Goals Added Model Updates
/Our Goals Added (g+) tables in the app have been updated with a few tweaks to the methodology, and because everyone loves methodology articles, I will share the details with you.
Model features
The g+ methodology includes a collection of (mostly) xgboost models. xgboost stands for eXtreme gradient boosting, but confusingly has the letters “xg” in it. There is no relationship to expected goals. Most of the models include predictor variables related to the “circumstances of the possession,” as I have vaguely noted below. That’s where most of the recent changes to modeling took place. Here’s a summary of the models for background:
Pre-shot expected goals (xG): this model look at the details of the shot origin location and the circumstances of the possession to determine the probability such a shot will score. Essentially, this gives us the shots expected value at the time of shooting, measuring the quality of the opportunity.
Post-shot expected goals (PSxG): in addition to information about the shot origin and circumstances of the possession, we also use the shot’s placement in the goal mouth to determine the probability of a goal.
Expected rebound value (xRebound): given information about the shot, including pre-shot information and post-shot information, we calculated the expected value of remaining shots during the possession.
Expected parry value (xParry): given all the information for xRebound and information about to where the keeper parried the ball, we estimate the expected value of the remaining shots during the possession.
Expected pass rate (xPass): given information about the pass’ origin location, direction of travel, and circumstances of the possession, we estimate the probability that the pass in completed.

Task details: Continue the article on the Goals Added model updates, starting after its last sentence, the one describing the expected pass rate model.

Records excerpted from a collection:
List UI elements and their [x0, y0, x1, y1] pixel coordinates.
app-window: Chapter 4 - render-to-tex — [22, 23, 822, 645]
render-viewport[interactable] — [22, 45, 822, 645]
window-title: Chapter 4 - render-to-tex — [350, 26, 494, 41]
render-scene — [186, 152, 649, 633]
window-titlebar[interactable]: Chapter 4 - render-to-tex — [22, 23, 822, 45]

The response:
Expected possession value: given information about the circumstances of the possession, we estimate the likelihood that this possession will end in a goal for the possessing team minus the likelihood that the ensuing possession will end in a goal for the now-defending team.
That thrilling summary of our models serves as a reminder that the circumstances of the possession is central to most of the engines that drive Goals Added. We added some variables to our models to better capture all the different circumstances that can come up during play. One of the insights we’ve gleaned from Where Goals Come From--the work of Jamon and Carlon--is that where the ball comes from is a key driver of the likelihood a shot finds itself into the back of the net. As a simple example, think of a player who receives the ball at the top of the box and shoots. Whether they received the pass as a “cutback” (requiring no turn) or from the midfield (requiring a turn) ought to affect the probability of them scoring the ensuing shot. And it does. We took that idea and expanded it to many of our models, as one of the ways we now better describe the possession and how the ball got to where it was.
Here are details about how we better quantify the circumstances of the possession.
xVelocity. This is the velocity of the possession vertically up the field, and it was formerly captured in just one variable. We now use three distinct measures of vertical velocity to capture various rolling windows, looking back two actions, four actions, and since the start of the possession. This allows the algorithm to better learn in which circumstances might the overall speed of play impact the probability of scoring over many actions, versus in which circumstances might only the last few actions drive the possession result.
yVelocity. This is the velocity of the possession horizontally, or side to side, and it was formerly captured in just one variable. For the physics nerds out there, side-to-side “velocity” was never strictly a velocity, but actually a speed--how fast had the ball moved horizontally, regardless of direction, over the past two actions. Thus a pass right back to the original source could add horizontal velocity. This was our way of capturing the ensuing defensive movement and potential for the defense to be out of shape. We kept that variable, on the assumption that skipping the ball back and forth could have some value in opening up the possession, and added two more horizontal velocity metrics (which are, actually, velocities by definition). We now include in the models the yVelocity of the last action, as well as the yVelocity of the last two actions combined (where passing back to the source would result in a yVelocity of zero). Now the algorithm has a lot more information about exactly how the ball has moved side to side in the last few actions.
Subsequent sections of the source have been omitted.